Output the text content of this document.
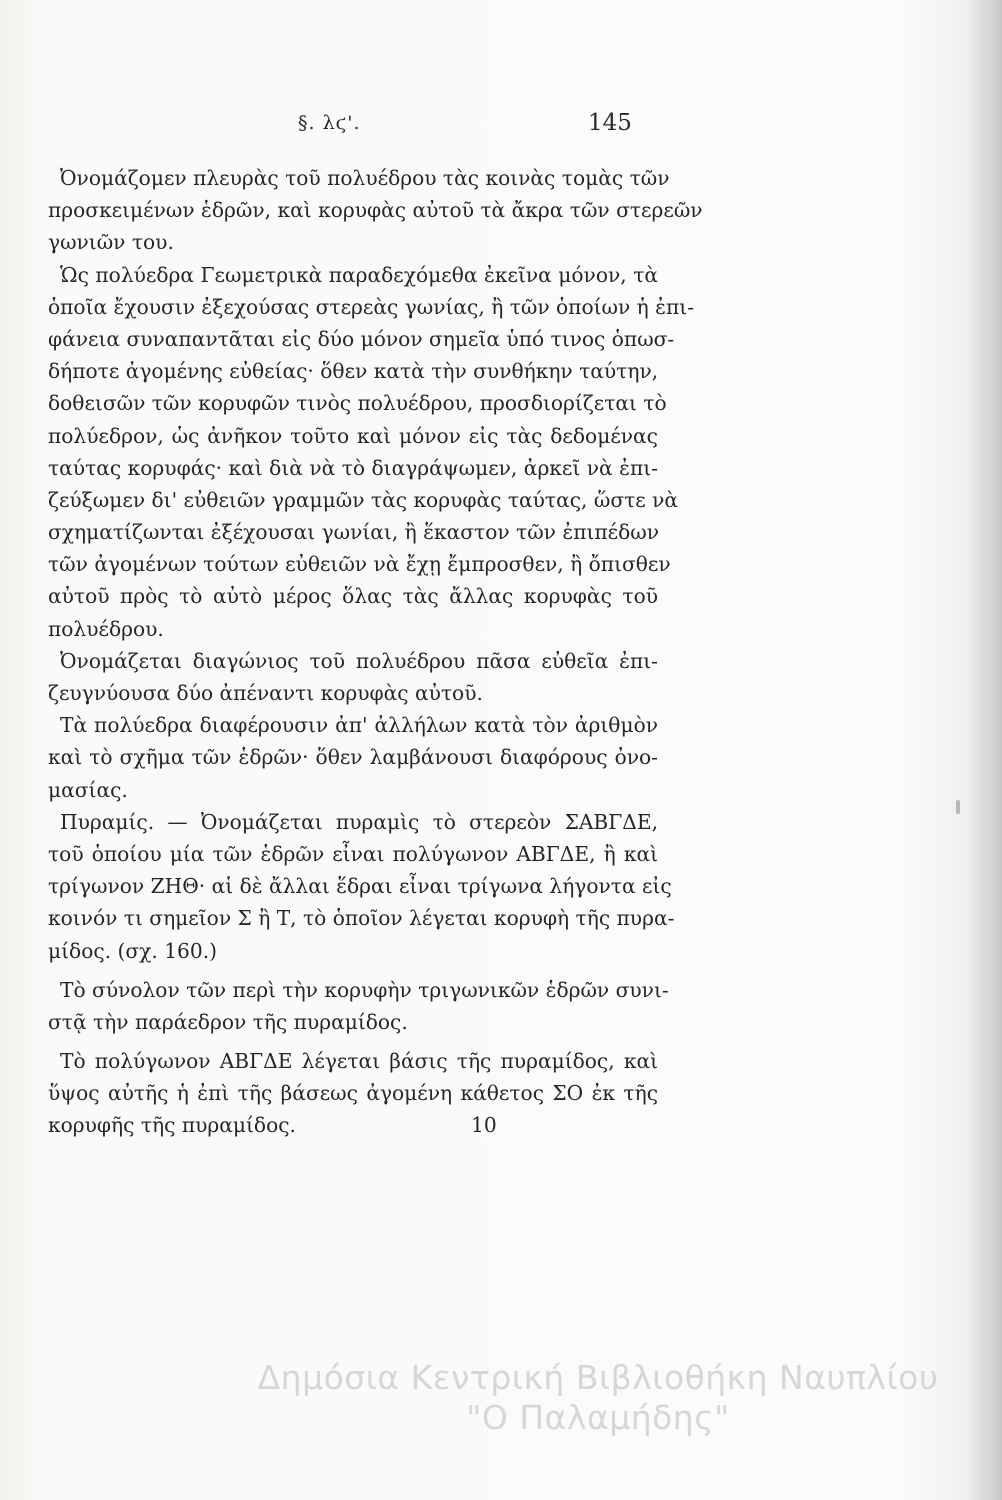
§. λϛ'.	145
Ὀνομάζομεν πλευρὰς τοῦ πολυέδρου τὰς κοινὰς τομὰς τῶν
προσκειμένων ἑδρῶν, καὶ κορυφὰς αὐτοῦ τὰ ἄκρα τῶν στερεῶν
γωνιῶν του.
Ὡς πολύεδρα Γεωμετρικὰ παραδεχόμεθα ἐκεῖνα μόνον, τὰ
ὁποῖα ἔχουσιν ἐξεχούσας στερεὰς γωνίας, ἢ τῶν ὁποίων ἡ ἐπι-
φάνεια συναπαντᾶται εἰς δύο μόνον σημεῖα ὑπό τινος ὁπωσ-
δήποτε ἀγομένης εὐθείας· ὅθεν κατὰ τὴν συνθήκην ταύτην,
δοθεισῶν τῶν κορυφῶν τινὸς πολυέδρου, προσδιορίζεται τὸ
πολύεδρον, ὡς ἀνῆκον τοῦτο καὶ μόνον εἰς τὰς δεδομένας
ταύτας κορυφάς· καὶ διὰ νὰ τὸ διαγράψωμεν, ἀρκεῖ νὰ ἐπι-
ζεύξωμεν δι' εὐθειῶν γραμμῶν τὰς κορυφὰς ταύτας, ὥστε νὰ
σχηματίζωνται ἐξέχουσαι γωνίαι, ἢ ἕκαστον τῶν ἐπιπέδων
τῶν ἀγομένων τούτων εὐθειῶν νὰ ἔχῃ ἔμπροσθεν, ἢ ὄπισθεν
αὐτοῦ πρὸς τὸ αὐτὸ μέρος ὅλας τὰς ἄλλας κορυφὰς τοῦ
πολυέδρου.
Ὀνομάζεται διαγώνιος τοῦ πολυέδρου πᾶσα εὐθεῖα ἐπι-
ζευγνύουσα δύο ἀπέναντι κορυφὰς αὐτοῦ.
Τὰ πολύεδρα διαφέρουσιν ἀπ' ἀλλήλων κατὰ τὸν ἀριθμὸν
καὶ τὸ σχῆμα τῶν ἑδρῶν· ὅθεν λαμβάνουσι διαφόρους ὀνο-
μασίας.
Πυραμίς. — Ὀνομάζεται πυραμὶς τὸ στερεὸν ΣΑΒΓΔΕ,
τοῦ ὁποίου μία τῶν ἑδρῶν εἶναι πολύγωνον ΑΒΓΔΕ, ἢ καὶ
τρίγωνον ΖΗΘ· αἱ δὲ ἄλλαι ἕδραι εἶναι τρίγωνα λήγοντα εἰς
κοινόν τι σημεῖον Σ ἢ Τ, τὸ ὁποῖον λέγεται κορυφὴ τῆς πυρα-
μίδος. (σχ. 160.)
Τὸ σύνολον τῶν περὶ τὴν κορυφὴν τριγωνικῶν ἑδρῶν συνι-
στᾷ τὴν παράεδρον τῆς πυραμίδος.
Τὸ πολύγωνον ΑΒΓΔΕ λέγεται βάσις τῆς πυραμίδος, καὶ
ὕψος αὐτῆς ἡ ἐπὶ τῆς βάσεως ἀγομένη κάθετος ΣΟ ἐκ τῆς
κορυφῆς τῆς πυραμίδος.	10
Δημόσια Κεντρική Βιβλιοθήκη Ναυπλίου
"Ο Παλαμήδης"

_EXERCISE REQUIREMENTS_.
Only the number is needed: state how many lines in the listing contain "πολυέδρου".

_EXPECTED ANSWER_.
4